**Short exercise:**
Rewrite every entry below with "BelleVie" replaced by "BelleVue" and everything else unchanged, leaving out the pictures.

**Records supplied:**
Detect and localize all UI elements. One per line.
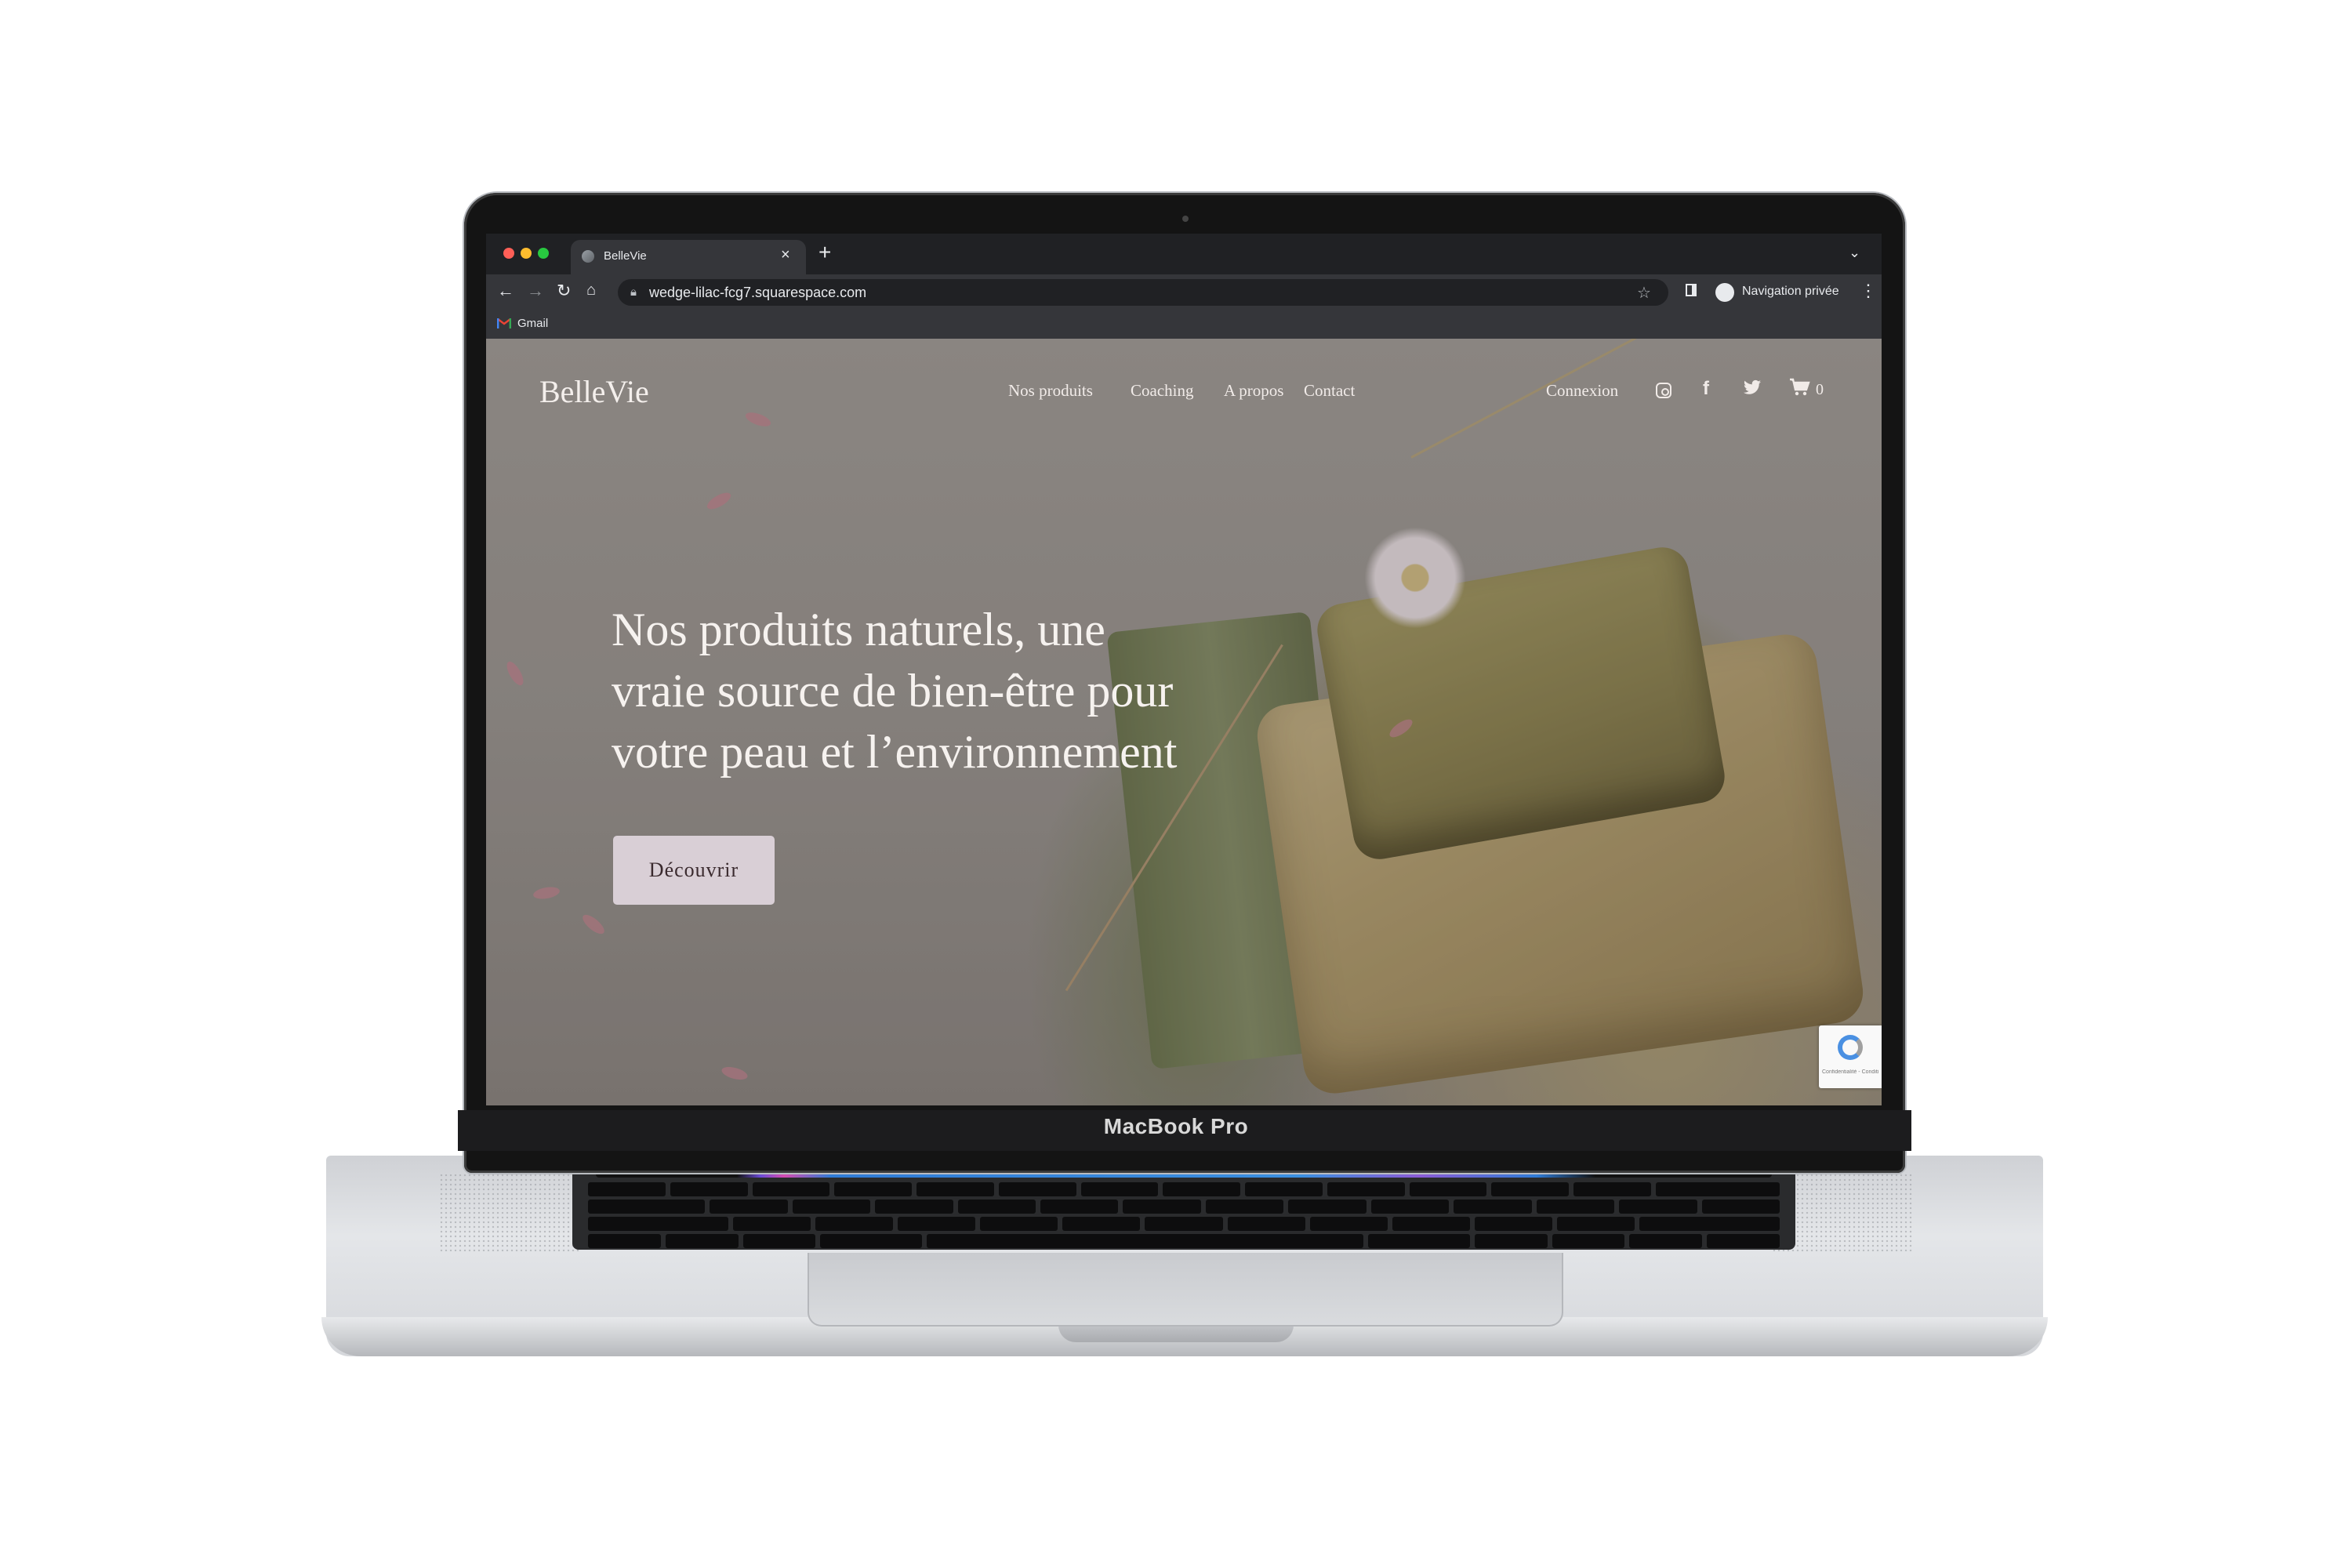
back-icon[interactable]: ← [497, 281, 514, 301]
screen: BelleVie × + ⌄ ← → ↻ ⌂ 🔒︎ wedge-lilac-fc… [486, 234, 1882, 1105]
keyboard-row [588, 1234, 1780, 1248]
cart-count[interactable]: 0 [1816, 381, 1824, 399]
tab-title: BelleVie [604, 249, 647, 263]
nav-link-produits[interactable]: Nos produits [1008, 381, 1093, 401]
window-minimize-button[interactable] [521, 248, 532, 259]
browser-tab[interactable]: BelleVie × [571, 240, 806, 274]
recaptcha-badge[interactable]: Confidentialité - Conditions [1819, 1025, 1882, 1088]
laptop-opening-notch [1058, 1325, 1294, 1342]
lock-icon: 🔒︎ [630, 285, 637, 299]
window-close-button[interactable] [503, 248, 514, 259]
hero-title: Nos produits naturels, une vraie source … [612, 604, 1178, 778]
reload-icon[interactable]: ↻ [557, 281, 571, 301]
forward-icon[interactable]: → [527, 281, 544, 301]
url-text[interactable]: wedge-lilac-fcg7.squarespace.com [649, 285, 866, 301]
incognito-icon[interactable] [1715, 283, 1734, 302]
bookmarks-bar: Gmail [486, 310, 1882, 339]
nav-link-contact[interactable]: Contact [1304, 381, 1355, 401]
tab-search-icon[interactable]: ⌄ [1849, 245, 1860, 261]
recaptcha-terms: Confidentialité - Conditions [1822, 1069, 1878, 1075]
instagram-lens [1661, 388, 1669, 396]
camera-icon [1182, 216, 1189, 222]
window-zoom-button[interactable] [538, 248, 549, 259]
gmail-icon [497, 318, 511, 328]
tab-close-icon[interactable]: × [781, 246, 790, 264]
address-bar[interactable]: 🔒︎ wedge-lilac-fcg7.squarespace.com ☆ [618, 279, 1668, 306]
facebook-icon[interactable]: f [1703, 378, 1709, 400]
login-link[interactable]: Connexion [1546, 381, 1618, 401]
nav-link-coaching[interactable]: Coaching [1131, 381, 1193, 401]
favicon-icon [582, 250, 594, 263]
laptop-model-label: MacBook Pro [1103, 1114, 1249, 1138]
discover-button[interactable]: Découvrir [613, 836, 775, 905]
site-logo[interactable]: BelleVie [539, 373, 649, 410]
browser-toolbar: ← → ↻ ⌂ 🔒︎ wedge-lilac-fcg7.squarespace.… [486, 274, 1882, 310]
incognito-label[interactable]: Navigation privée [1742, 285, 1839, 299]
keyboard-row [588, 1217, 1780, 1231]
bookmark-gmail[interactable]: Gmail [517, 317, 548, 330]
bookmark-star-icon[interactable]: ☆ [1637, 283, 1651, 303]
twitter-icon[interactable] [1744, 379, 1761, 395]
keyboard-row [588, 1182, 1780, 1196]
website-hero: BelleVie Nos produits Coaching A propos … [486, 339, 1882, 1105]
home-icon[interactable]: ⌂ [586, 281, 596, 299]
keyboard-row [588, 1200, 1780, 1214]
new-tab-button[interactable]: + [818, 240, 831, 265]
instagram-icon[interactable] [1656, 383, 1671, 398]
trackpad [808, 1253, 1563, 1327]
nav-link-apropos[interactable]: A propos [1224, 381, 1283, 401]
side-panel-icon[interactable] [1686, 284, 1697, 296]
browser-tab-strip: BelleVie × + ⌄ [486, 234, 1882, 274]
cart-icon[interactable] [1789, 378, 1811, 397]
browser-menu-icon[interactable]: ⋮ [1860, 281, 1877, 301]
speaker-grille-left [439, 1173, 580, 1251]
recaptcha-icon [1838, 1035, 1863, 1060]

**Exercise response:**
Detect and localize all UI elements. One per line.
back-icon[interactable]: ← [497, 281, 514, 301]
screen: BelleVue × + ⌄ ← → ↻ ⌂ 🔒︎ wedge-lilac-fc… [486, 234, 1882, 1105]
keyboard-row [588, 1234, 1780, 1248]
cart-count[interactable]: 0 [1816, 381, 1824, 399]
tab-title: BelleVue [604, 249, 647, 263]
nav-link-produits[interactable]: Nos produits [1008, 381, 1093, 401]
window-minimize-button[interactable] [521, 248, 532, 259]
browser-tab[interactable]: BelleVue × [571, 240, 806, 274]
recaptcha-badge[interactable]: Confidentialité - Conditions [1819, 1025, 1882, 1088]
laptop-opening-notch [1058, 1325, 1294, 1342]
lock-icon: 🔒︎ [630, 285, 637, 299]
window-close-button[interactable] [503, 248, 514, 259]
hero-title: Nos produits naturels, une vraie source … [612, 604, 1178, 778]
reload-icon[interactable]: ↻ [557, 281, 571, 301]
forward-icon[interactable]: → [527, 281, 544, 301]
url-text[interactable]: wedge-lilac-fcg7.squarespace.com [649, 285, 866, 301]
incognito-icon[interactable] [1715, 283, 1734, 302]
bookmarks-bar: Gmail [486, 310, 1882, 339]
nav-link-contact[interactable]: Contact [1304, 381, 1355, 401]
tab-search-icon[interactable]: ⌄ [1849, 245, 1860, 261]
recaptcha-terms: Confidentialité - Conditions [1822, 1069, 1878, 1075]
instagram-lens [1661, 388, 1669, 396]
camera-icon [1182, 216, 1189, 222]
window-zoom-button[interactable] [538, 248, 549, 259]
gmail-icon [497, 318, 511, 328]
tab-close-icon[interactable]: × [781, 246, 790, 264]
address-bar[interactable]: 🔒︎ wedge-lilac-fcg7.squarespace.com ☆ [618, 279, 1668, 306]
facebook-icon[interactable]: f [1703, 378, 1709, 400]
login-link[interactable]: Connexion [1546, 381, 1618, 401]
nav-link-coaching[interactable]: Coaching [1131, 381, 1193, 401]
favicon-icon [582, 250, 594, 263]
laptop-model-label: MacBook Pro [1103, 1114, 1249, 1138]
discover-button[interactable]: Découvrir [613, 836, 775, 905]
site-logo[interactable]: BelleVue [539, 373, 649, 410]
browser-toolbar: ← → ↻ ⌂ 🔒︎ wedge-lilac-fcg7.squarespace.… [486, 274, 1882, 310]
incognito-label[interactable]: Navigation privée [1742, 285, 1839, 299]
keyboard-row [588, 1217, 1780, 1231]
bookmark-gmail[interactable]: Gmail [517, 317, 548, 330]
bookmark-star-icon[interactable]: ☆ [1637, 283, 1651, 303]
twitter-icon[interactable] [1744, 379, 1761, 395]
keyboard-row [588, 1182, 1780, 1196]
website-hero: BelleVue Nos produits Coaching A propos … [486, 339, 1882, 1105]
home-icon[interactable]: ⌂ [586, 281, 596, 299]
keyboard-row [588, 1200, 1780, 1214]
new-tab-button[interactable]: + [818, 240, 831, 265]
instagram-icon[interactable] [1656, 383, 1671, 398]
trackpad [808, 1253, 1563, 1327]
nav-link-apropos[interactable]: A propos [1224, 381, 1283, 401]
side-panel-icon[interactable] [1686, 284, 1697, 296]
browser-tab-strip: BelleVue × + ⌄ [486, 234, 1882, 274]
cart-icon[interactable] [1789, 378, 1811, 397]
browser-menu-icon[interactable]: ⋮ [1860, 281, 1877, 301]
speaker-grille-left [439, 1173, 580, 1251]
recaptcha-icon [1838, 1035, 1863, 1060]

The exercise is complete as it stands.